*Task description*: Make an exact copy of the lines, leaving the pictures out.

start The records

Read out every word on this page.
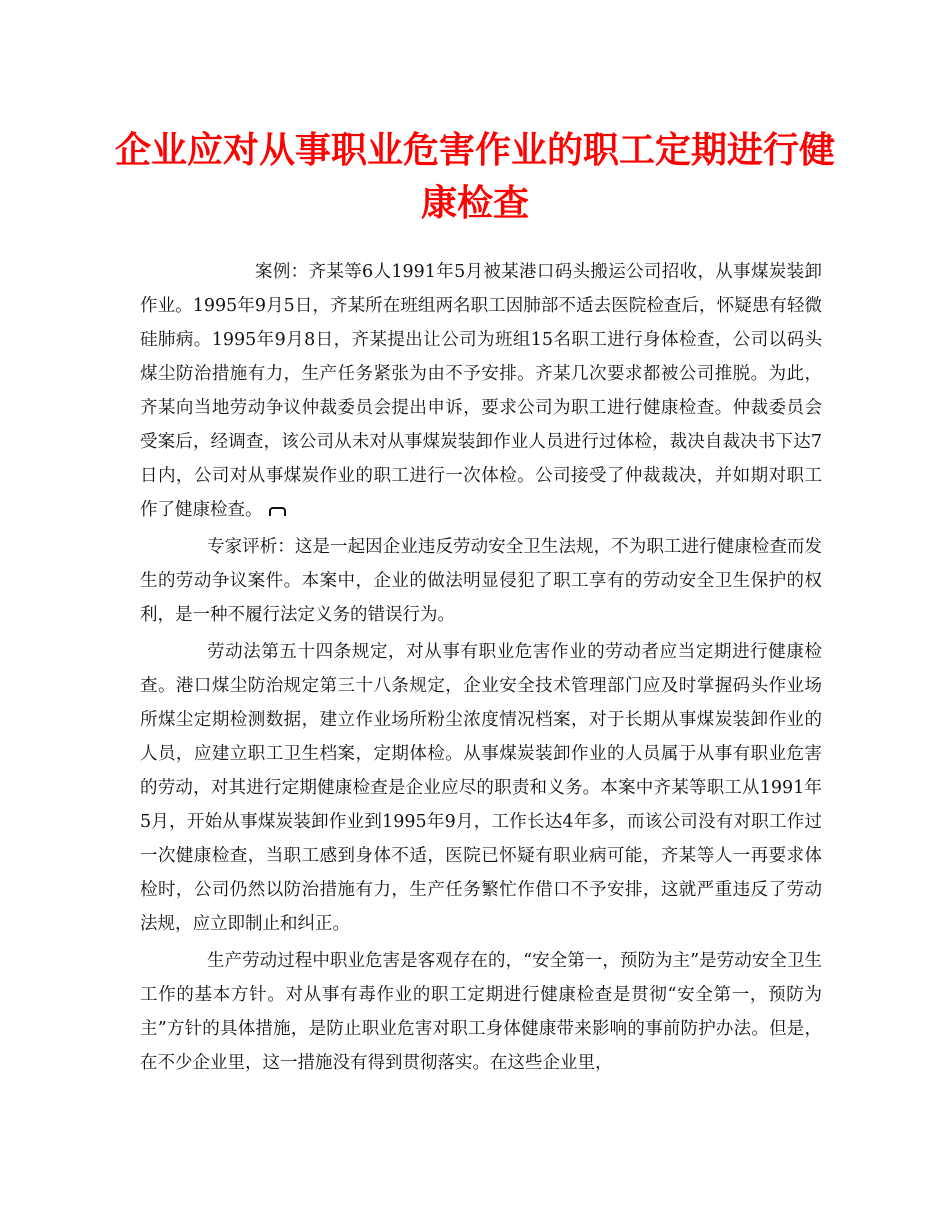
企业应对从事职业危害作业的职工定期进行健康检查

案例：齐某等6人1991年5月被某港口码头搬运公司招收，从事煤炭装卸作业。1995年9月5日，齐某所在班组两名职工因肺部不适去医院检查后，怀疑患有轻微硅肺病。1995年9月8日，齐某提出让公司为班组15名职工进行身体检查，公司以码头煤尘防治措施有力，生产任务紧张为由不予安排。齐某几次要求都被公司推脱。为此，齐某向当地劳动争议仲裁委员会提出申诉，要求公司为职工进行健康检查。仲裁委员会受案后，经调查，该公司从未对从事煤炭装卸作业人员进行过体检，裁决自裁决书下达7日内，公司对从事煤炭作业的职工进行一次体检。公司接受了仲裁裁决，并如期对职工作了健康检查。

专家评析：这是一起因企业违反劳动安全卫生法规，不为职工进行健康检查而发生的劳动争议案件。本案中，企业的做法明显侵犯了职工享有的劳动安全卫生保护的权利，是一种不履行法定义务的错误行为。

劳动法第五十四条规定，对从事有职业危害作业的劳动者应当定期进行健康检查。港口煤尘防治规定第三十八条规定，企业安全技术管理部门应及时掌握码头作业场所煤尘定期检测数据，建立作业场所粉尘浓度情况档案，对于长期从事煤炭装卸作业的人员，应建立职工卫生档案，定期体检。从事煤炭装卸作业的人员属于从事有职业危害的劳动，对其进行定期健康检查是企业应尽的职责和义务。本案中齐某等职工从1991年5月，开始从事煤炭装卸作业到1995年9月，工作长达4年多，而该公司没有对职工作过一次健康检查，当职工感到身体不适，医院已怀疑有职业病可能，齐某等人一再要求体检时，公司仍然以防治措施有力，生产任务繁忙作借口不予安排，这就严重违反了劳动法规，应立即制止和纠正。

生产劳动过程中职业危害是客观存在的，“安全第一，预防为主”是劳动安全卫生工作的基本方针。对从事有毒作业的职工定期进行健康检查是贯彻“安全第一，预防为主”方针的具体措施，是防止职业危害对职工身体健康带来影响的事前防护办法。但是，在不少企业里，这一措施没有得到贯彻落实。在这些企业里，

end The records

*Completed exercise*:
Read out every word on this page.
企业应对从事职业危害作业的职工定期进行健康检查

案例：齐某等6人1991年5月被某港口码头搬运公司招收，从事煤炭装卸作业。1995年9月5日，齐某所在班组两名职工因肺部不适去医院检查后，怀疑患有轻微硅肺病。1995年9月8日，齐某提出让公司为班组15名职工进行身体检查，公司以码头煤尘防治措施有力，生产任务紧张为由不予安排。齐某几次要求都被公司推脱。为此，齐某向当地劳动争议仲裁委员会提出申诉，要求公司为职工进行健康检查。仲裁委员会受案后，经调查，该公司从未对从事煤炭装卸作业人员进行过体检，裁决自裁决书下达7日内，公司对从事煤炭作业的职工进行一次体检。公司接受了仲裁裁决，并如期对职工作了健康检查。

专家评析：这是一起因企业违反劳动安全卫生法规，不为职工进行健康检查而发生的劳动争议案件。本案中，企业的做法明显侵犯了职工享有的劳动安全卫生保护的权利，是一种不履行法定义务的错误行为。

劳动法第五十四条规定，对从事有职业危害作业的劳动者应当定期进行健康检查。港口煤尘防治规定第三十八条规定，企业安全技术管理部门应及时掌握码头作业场所煤尘定期检测数据，建立作业场所粉尘浓度情况档案，对于长期从事煤炭装卸作业的人员，应建立职工卫生档案，定期体检。从事煤炭装卸作业的人员属于从事有职业危害的劳动，对其进行定期健康检查是企业应尽的职责和义务。本案中齐某等职工从1991年5月，开始从事煤炭装卸作业到1995年9月，工作长达4年多，而该公司没有对职工作过一次健康检查，当职工感到身体不适，医院已怀疑有职业病可能，齐某等人一再要求体检时，公司仍然以防治措施有力，生产任务繁忙作借口不予安排，这就严重违反了劳动法规，应立即制止和纠正。

生产劳动过程中职业危害是客观存在的，“安全第一，预防为主”是劳动安全卫生工作的基本方针。对从事有毒作业的职工定期进行健康检查是贯彻“安全第一，预防为主”方针的具体措施，是防止职业危害对职工身体健康带来影响的事前防护办法。但是，在不少企业里，这一措施没有得到贯彻落实。在这些企业里，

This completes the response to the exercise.